#### MATERIAL PROVIDED
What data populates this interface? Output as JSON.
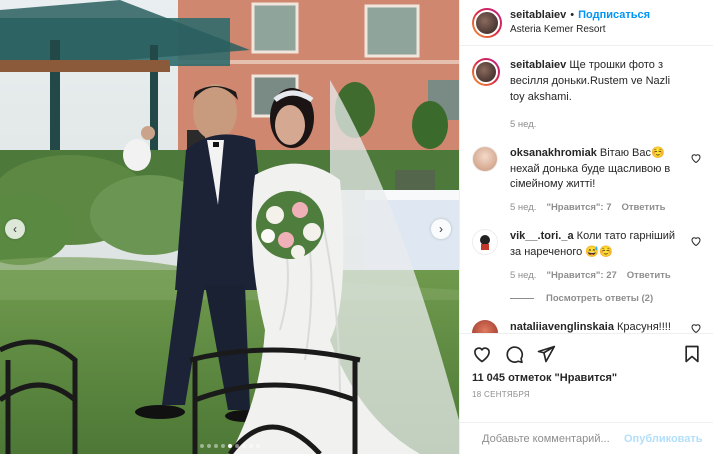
{
  "header": {
    "username": "seitablaiev",
    "separator": "•",
    "follow_label": "Подписаться",
    "location": "Asteria Kemer Resort",
    "avatar_icon": "profile-avatar"
  },
  "caption": {
    "username": "seitablaiev",
    "text": "Ще трошки фото з весілля доньки.Rustem ve Nazli toy akshami.",
    "time": "5 нед."
  },
  "comments": [
    {
      "username": "oksanakhromiak",
      "text": "Вітаю Вас☺️ нехай донька буде щасливою в сімейному житті!",
      "time": "5 нед.",
      "likes_label": "\"Нравится\": 7",
      "reply_label": "Ответить",
      "avatar_color": "#e9c7b5"
    },
    {
      "username": "vik__.tori._a",
      "text": "Коли тато гарніший за нареченого 😅☺️",
      "time": "5 нед.",
      "likes_label": "\"Нравится\": 27",
      "reply_label": "Ответить",
      "avatar_color": "#ffffff"
    },
    {
      "username": "nataliiavenglinskaia",
      "text": "Красуня!!!!",
      "time": "",
      "likes_label": "",
      "reply_label": "",
      "avatar_color": "#c0392b"
    }
  ],
  "view_replies_label": "Посмотреть ответы (2)",
  "likes_text": "11 045 отметок \"Нравится\"",
  "date_text": "18 СЕНТЯБРЯ",
  "add_comment": {
    "placeholder": "Добавьте комментарий...",
    "publish_label": "Опубликовать"
  },
  "carousel": {
    "total_dots": 9,
    "active_index": 4
  },
  "colors": {
    "accent": "#0095f6",
    "publish_disabled": "#b2dffc",
    "muted": "#8e8e8e"
  }
}
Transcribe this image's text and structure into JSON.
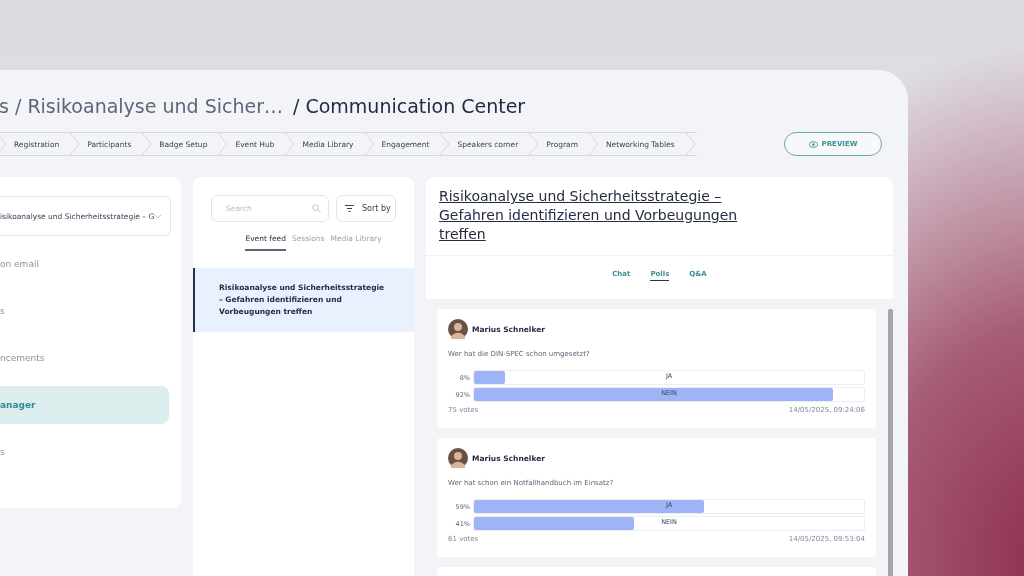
{
  "header": {
    "breadcrumb_path": "s / Risikoanalyse und Sicher…",
    "page_title": "/ Communication Center"
  },
  "steps": [
    {
      "label": "Registration"
    },
    {
      "label": "Participants"
    },
    {
      "label": "Badge Setup"
    },
    {
      "label": "Event Hub"
    },
    {
      "label": "Media Library"
    },
    {
      "label": "Engagement"
    },
    {
      "label": "Speakers corner"
    },
    {
      "label": "Program"
    },
    {
      "label": "Networking Tables"
    }
  ],
  "preview_button": {
    "label": "PREVIEW"
  },
  "sidebar": {
    "session_select": {
      "value": "isikoanalyse und Sicherheitsstrategie – G"
    },
    "items": [
      {
        "label": "on email",
        "selected": false
      },
      {
        "label": "s",
        "selected": false
      },
      {
        "label": "ncements",
        "selected": false
      },
      {
        "label": "anager",
        "selected": true
      },
      {
        "label": "s",
        "selected": false
      }
    ]
  },
  "feed": {
    "search": {
      "placeholder": "Search"
    },
    "sort_button": {
      "label": "Sort by"
    },
    "tabs": [
      {
        "label": "Event feed",
        "selected": true
      },
      {
        "label": "Sessions",
        "selected": false
      },
      {
        "label": "Media Library",
        "selected": false
      }
    ],
    "items": [
      {
        "title": "Risikoanalyse und Sicherheitsstrategie – Gefahren identifizieren und Vorbeugungen treffen",
        "selected": true
      }
    ]
  },
  "session": {
    "title": "Risikoanalyse und Sicherheitsstrategie – Gefahren identifizieren und Vorbeugungen treffen",
    "tabs": [
      {
        "label": "Chat",
        "selected": false
      },
      {
        "label": "Polls",
        "selected": true
      },
      {
        "label": "Q&A",
        "selected": false
      }
    ],
    "polls": [
      {
        "author": "Marius Schnelker",
        "question": "Wer hat die DIN-SPEC schon umgesetzt?",
        "options": [
          {
            "percent": "8%",
            "label": "JA",
            "level": 0.08
          },
          {
            "percent": "92%",
            "label": "NEIN",
            "level": 0.92
          }
        ],
        "votes": "75 votes",
        "time": "14/05/2025, 09:24:06"
      },
      {
        "author": "Marius Schnelker",
        "question": "Wer hat schon ein Notfallhandbuch im Einsatz?",
        "options": [
          {
            "percent": "59%",
            "label": "JA",
            "level": 0.59
          },
          {
            "percent": "41%",
            "label": "NEIN",
            "level": 0.41
          }
        ],
        "votes": "61 votes",
        "time": "14/05/2025, 09:53:04"
      }
    ]
  }
}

#### WRITTEN PROBLEM
Print all of the entries word for word. Skip any images they contain.

#### OUTPUT OF THE EXERCISE
What data populates this interface? Output as JSON.
{
  "header": {
    "username": "seitablaiev",
    "separator": "•",
    "follow_label": "Подписаться",
    "location": "Asteria Kemer Resort",
    "avatar_icon": "profile-avatar"
  },
  "caption": {
    "username": "seitablaiev",
    "text": "Ще трошки фото з весілля доньки.Rustem ve Nazli toy akshami.",
    "time": "5 нед."
  },
  "comments": [
    {
      "username": "oksanakhromiak",
      "text": "Вітаю Вас☺️ нехай донька буде щасливою в сімейному житті!",
      "time": "5 нед.",
      "likes_label": "\"Нравится\": 7",
      "reply_label": "Ответить",
      "avatar_color": "#e9c7b5"
    },
    {
      "username": "vik__.tori._a",
      "text": "Коли тато гарніший за нареченого 😅☺️",
      "time": "5 нед.",
      "likes_label": "\"Нравится\": 27",
      "reply_label": "Ответить",
      "avatar_color": "#ffffff"
    },
    {
      "username": "nataliiavenglinskaia",
      "text": "Красуня!!!!",
      "time": "",
      "likes_label": "",
      "reply_label": "",
      "avatar_color": "#c0392b"
    }
  ],
  "view_replies_label": "Посмотреть ответы (2)",
  "likes_text": "11 045 отметок \"Нравится\"",
  "date_text": "18 СЕНТЯБРЯ",
  "add_comment": {
    "placeholder": "Добавьте комментарий...",
    "publish_label": "Опубликовать"
  },
  "carousel": {
    "total_dots": 9,
    "active_index": 4
  },
  "colors": {
    "accent": "#0095f6",
    "publish_disabled": "#b2dffc",
    "muted": "#8e8e8e"
  }
}
Transcribe this image's text and structure into JSON.
{
  "header": {
    "breadcrumb_path": "s / Risikoanalyse und Sicher…",
    "page_title": "/ Communication Center"
  },
  "steps": [
    {
      "label": "Registration"
    },
    {
      "label": "Participants"
    },
    {
      "label": "Badge Setup"
    },
    {
      "label": "Event Hub"
    },
    {
      "label": "Media Library"
    },
    {
      "label": "Engagement"
    },
    {
      "label": "Speakers corner"
    },
    {
      "label": "Program"
    },
    {
      "label": "Networking Tables"
    }
  ],
  "preview_button": {
    "label": "PREVIEW"
  },
  "sidebar": {
    "session_select": {
      "value": "isikoanalyse und Sicherheitsstrategie – G"
    },
    "items": [
      {
        "label": "on email",
        "selected": false
      },
      {
        "label": "s",
        "selected": false
      },
      {
        "label": "ncements",
        "selected": false
      },
      {
        "label": "anager",
        "selected": true
      },
      {
        "label": "s",
        "selected": false
      }
    ]
  },
  "feed": {
    "search": {
      "placeholder": "Search"
    },
    "sort_button": {
      "label": "Sort by"
    },
    "tabs": [
      {
        "label": "Event feed",
        "selected": true
      },
      {
        "label": "Sessions",
        "selected": false
      },
      {
        "label": "Media Library",
        "selected": false
      }
    ],
    "items": [
      {
        "title": "Risikoanalyse und Sicherheitsstrategie – Gefahren identifizieren und Vorbeugungen treffen",
        "selected": true
      }
    ]
  },
  "session": {
    "title": "Risikoanalyse und Sicherheitsstrategie – Gefahren identifizieren und Vorbeugungen treffen",
    "tabs": [
      {
        "label": "Chat",
        "selected": false
      },
      {
        "label": "Polls",
        "selected": true
      },
      {
        "label": "Q&A",
        "selected": false
      }
    ],
    "polls": [
      {
        "author": "Marius Schnelker",
        "question": "Wer hat die DIN-SPEC schon umgesetzt?",
        "options": [
          {
            "percent": "8%",
            "label": "JA",
            "level": 0.08
          },
          {
            "percent": "92%",
            "label": "NEIN",
            "level": 0.92
          }
        ],
        "votes": "75 votes",
        "time": "14/05/2025, 09:24:06"
      },
      {
        "author": "Marius Schnelker",
        "question": "Wer hat schon ein Notfallhandbuch im Einsatz?",
        "options": [
          {
            "percent": "59%",
            "label": "JA",
            "level": 0.59
          },
          {
            "percent": "41%",
            "label": "NEIN",
            "level": 0.41
          }
        ],
        "votes": "61 votes",
        "time": "14/05/2025, 09:53:04"
      }
    ]
  }
}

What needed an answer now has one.